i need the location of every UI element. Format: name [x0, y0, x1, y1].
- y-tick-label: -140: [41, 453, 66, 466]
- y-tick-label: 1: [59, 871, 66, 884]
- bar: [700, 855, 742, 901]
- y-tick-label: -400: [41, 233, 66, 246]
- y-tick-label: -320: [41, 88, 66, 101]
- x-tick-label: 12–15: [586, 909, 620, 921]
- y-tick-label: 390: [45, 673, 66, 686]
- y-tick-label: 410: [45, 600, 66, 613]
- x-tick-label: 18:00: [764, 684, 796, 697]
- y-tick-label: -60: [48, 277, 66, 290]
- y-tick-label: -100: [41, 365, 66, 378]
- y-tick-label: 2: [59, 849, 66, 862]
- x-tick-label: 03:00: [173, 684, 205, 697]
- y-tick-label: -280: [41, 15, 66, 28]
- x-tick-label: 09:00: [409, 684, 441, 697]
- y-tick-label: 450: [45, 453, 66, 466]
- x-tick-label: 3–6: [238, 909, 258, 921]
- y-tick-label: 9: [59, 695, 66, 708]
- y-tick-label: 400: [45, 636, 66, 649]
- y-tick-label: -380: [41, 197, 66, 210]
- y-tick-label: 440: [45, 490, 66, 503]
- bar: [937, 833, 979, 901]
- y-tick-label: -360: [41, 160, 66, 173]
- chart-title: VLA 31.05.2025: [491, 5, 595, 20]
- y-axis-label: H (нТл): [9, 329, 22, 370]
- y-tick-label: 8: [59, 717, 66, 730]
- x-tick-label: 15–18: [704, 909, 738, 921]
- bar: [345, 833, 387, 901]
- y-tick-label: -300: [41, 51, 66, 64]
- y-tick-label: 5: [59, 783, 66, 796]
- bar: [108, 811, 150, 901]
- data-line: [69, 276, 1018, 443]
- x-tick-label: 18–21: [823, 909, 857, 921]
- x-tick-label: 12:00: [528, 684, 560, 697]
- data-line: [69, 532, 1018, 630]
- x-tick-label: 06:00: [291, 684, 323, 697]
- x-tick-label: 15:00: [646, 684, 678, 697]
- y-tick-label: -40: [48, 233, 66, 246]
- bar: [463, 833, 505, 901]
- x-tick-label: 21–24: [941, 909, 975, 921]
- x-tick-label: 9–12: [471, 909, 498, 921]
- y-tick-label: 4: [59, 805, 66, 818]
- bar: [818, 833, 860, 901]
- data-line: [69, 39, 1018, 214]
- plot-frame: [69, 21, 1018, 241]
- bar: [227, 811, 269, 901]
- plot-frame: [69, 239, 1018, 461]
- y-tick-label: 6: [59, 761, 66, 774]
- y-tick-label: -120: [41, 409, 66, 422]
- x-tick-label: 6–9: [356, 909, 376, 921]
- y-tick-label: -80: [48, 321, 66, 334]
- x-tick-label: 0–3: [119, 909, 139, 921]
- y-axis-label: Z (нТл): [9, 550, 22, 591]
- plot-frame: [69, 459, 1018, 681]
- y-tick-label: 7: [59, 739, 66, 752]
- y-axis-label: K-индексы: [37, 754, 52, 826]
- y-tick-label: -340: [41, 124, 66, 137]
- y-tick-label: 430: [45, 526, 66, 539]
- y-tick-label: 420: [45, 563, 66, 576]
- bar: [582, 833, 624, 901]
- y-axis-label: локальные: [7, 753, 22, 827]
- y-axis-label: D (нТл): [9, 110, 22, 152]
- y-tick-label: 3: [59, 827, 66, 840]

☆ ☆ ☆ ☆ ☆

_WHAT THE TASK REQUIRES:_ Copy all the lines of each item above verbatim.

_SOLUTION FOR THIS EXERCISE:_
i need the location of every UI element. Format: name [x0, y0, x1, y1].
- y-tick-label: -140: [41, 453, 66, 466]
- y-tick-label: 1: [59, 871, 66, 884]
- bar: [700, 855, 742, 901]
- y-tick-label: -400: [41, 233, 66, 246]
- y-tick-label: -320: [41, 88, 66, 101]
- x-tick-label: 12–15: [586, 909, 620, 921]
- y-tick-label: 390: [45, 673, 66, 686]
- y-tick-label: 410: [45, 600, 66, 613]
- x-tick-label: 18:00: [764, 684, 796, 697]
- y-tick-label: -60: [48, 277, 66, 290]
- y-tick-label: -100: [41, 365, 66, 378]
- y-tick-label: 2: [59, 849, 66, 862]
- x-tick-label: 03:00: [173, 684, 205, 697]
- y-tick-label: -280: [41, 15, 66, 28]
- x-tick-label: 09:00: [409, 684, 441, 697]
- y-tick-label: 450: [45, 453, 66, 466]
- x-tick-label: 3–6: [238, 909, 258, 921]
- y-tick-label: 9: [59, 695, 66, 708]
- y-tick-label: 400: [45, 636, 66, 649]
- y-tick-label: -380: [41, 197, 66, 210]
- y-tick-label: 440: [45, 490, 66, 503]
- bar: [937, 833, 979, 901]
- y-tick-label: -360: [41, 160, 66, 173]
- chart-title: VLA 31.05.2025: [491, 5, 595, 20]
- y-axis-label: H (нТл): [9, 329, 22, 370]
- y-tick-label: 8: [59, 717, 66, 730]
- x-tick-label: 15–18: [704, 909, 738, 921]
- bar: [345, 833, 387, 901]
- y-tick-label: -300: [41, 51, 66, 64]
- y-tick-label: 5: [59, 783, 66, 796]
- bar: [108, 811, 150, 901]
- data-line: [69, 276, 1018, 443]
- x-tick-label: 18–21: [823, 909, 857, 921]
- x-tick-label: 12:00: [528, 684, 560, 697]
- data-line: [69, 532, 1018, 630]
- x-tick-label: 06:00: [291, 684, 323, 697]
- x-tick-label: 15:00: [646, 684, 678, 697]
- y-tick-label: -40: [48, 233, 66, 246]
- bar: [463, 833, 505, 901]
- x-tick-label: 21–24: [941, 909, 975, 921]
- x-tick-label: 9–12: [471, 909, 498, 921]
- y-tick-label: 4: [59, 805, 66, 818]
- bar: [818, 833, 860, 901]
- data-line: [69, 39, 1018, 214]
- plot-frame: [69, 21, 1018, 241]
- bar: [227, 811, 269, 901]
- plot-frame: [69, 239, 1018, 461]
- y-tick-label: 6: [59, 761, 66, 774]
- y-tick-label: -120: [41, 409, 66, 422]
- x-tick-label: 6–9: [356, 909, 376, 921]
- y-tick-label: -80: [48, 321, 66, 334]
- x-tick-label: 0–3: [119, 909, 139, 921]
- y-axis-label: Z (нТл): [9, 550, 22, 591]
- plot-frame: [69, 459, 1018, 681]
- y-tick-label: 7: [59, 739, 66, 752]
- y-axis-label: K-индексы: [37, 754, 52, 826]
- y-tick-label: -340: [41, 124, 66, 137]
- y-tick-label: 430: [45, 526, 66, 539]
- y-tick-label: 420: [45, 563, 66, 576]
- bar: [582, 833, 624, 901]
- y-axis-label: локальные: [7, 753, 22, 827]
- y-axis-label: D (нТл): [9, 110, 22, 152]
- y-tick-label: 3: [59, 827, 66, 840]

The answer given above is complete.